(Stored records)
=======
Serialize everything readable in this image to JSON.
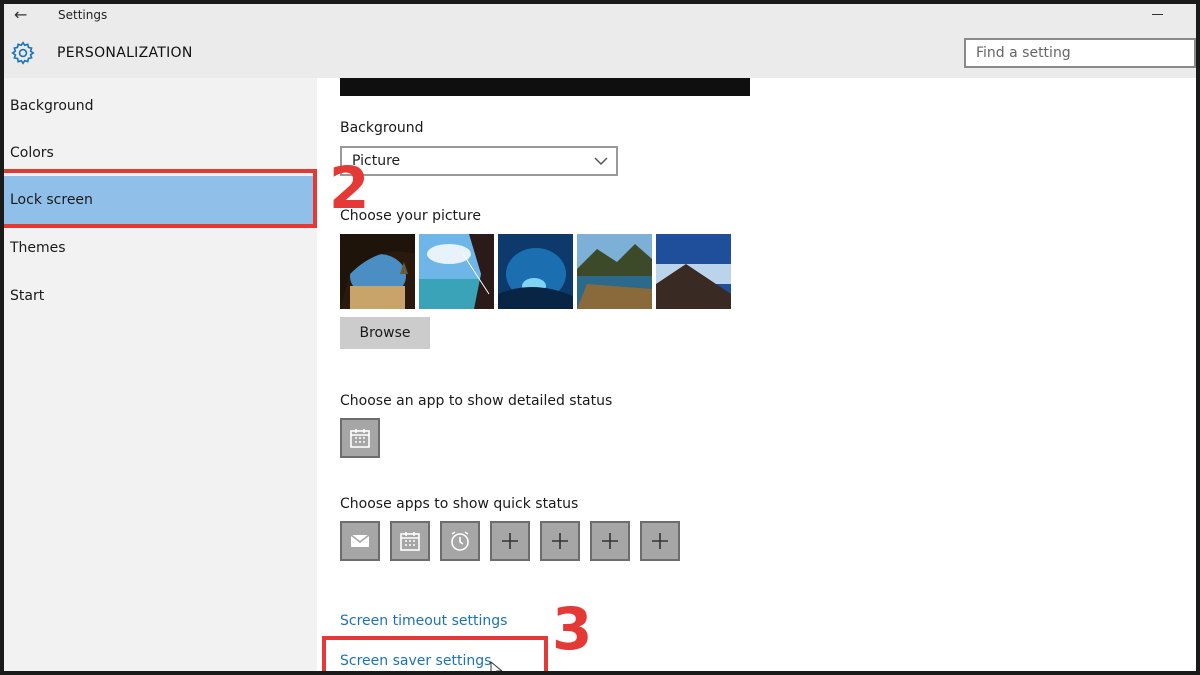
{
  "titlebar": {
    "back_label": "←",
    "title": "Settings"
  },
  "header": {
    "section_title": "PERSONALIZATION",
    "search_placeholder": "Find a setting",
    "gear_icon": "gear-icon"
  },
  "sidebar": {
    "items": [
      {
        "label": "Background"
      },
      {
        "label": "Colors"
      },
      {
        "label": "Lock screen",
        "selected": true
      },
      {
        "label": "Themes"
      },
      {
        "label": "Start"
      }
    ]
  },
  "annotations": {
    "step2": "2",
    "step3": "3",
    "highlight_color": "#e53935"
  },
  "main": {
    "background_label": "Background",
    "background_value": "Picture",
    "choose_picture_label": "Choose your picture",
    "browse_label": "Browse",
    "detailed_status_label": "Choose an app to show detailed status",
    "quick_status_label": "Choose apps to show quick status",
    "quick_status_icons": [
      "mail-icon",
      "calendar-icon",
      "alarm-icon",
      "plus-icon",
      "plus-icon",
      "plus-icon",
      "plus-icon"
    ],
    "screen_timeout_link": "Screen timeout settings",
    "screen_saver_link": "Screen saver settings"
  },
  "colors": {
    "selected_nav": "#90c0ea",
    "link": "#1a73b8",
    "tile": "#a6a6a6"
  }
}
=======
The problem:
Give back the entries verbatim. Do not include any picture.

Result:
Serialize everything readable in this image to JSON.
{
  "titlebar": {
    "back_label": "←",
    "title": "Settings"
  },
  "header": {
    "section_title": "PERSONALIZATION",
    "search_placeholder": "Find a setting",
    "gear_icon": "gear-icon"
  },
  "sidebar": {
    "items": [
      {
        "label": "Background"
      },
      {
        "label": "Colors"
      },
      {
        "label": "Lock screen",
        "selected": true
      },
      {
        "label": "Themes"
      },
      {
        "label": "Start"
      }
    ]
  },
  "annotations": {
    "step2": "2",
    "step3": "3",
    "highlight_color": "#e53935"
  },
  "main": {
    "background_label": "Background",
    "background_value": "Picture",
    "choose_picture_label": "Choose your picture",
    "browse_label": "Browse",
    "detailed_status_label": "Choose an app to show detailed status",
    "quick_status_label": "Choose apps to show quick status",
    "quick_status_icons": [
      "mail-icon",
      "calendar-icon",
      "alarm-icon",
      "plus-icon",
      "plus-icon",
      "plus-icon",
      "plus-icon"
    ],
    "screen_timeout_link": "Screen timeout settings",
    "screen_saver_link": "Screen saver settings"
  },
  "colors": {
    "selected_nav": "#90c0ea",
    "link": "#1a73b8",
    "tile": "#a6a6a6"
  }
}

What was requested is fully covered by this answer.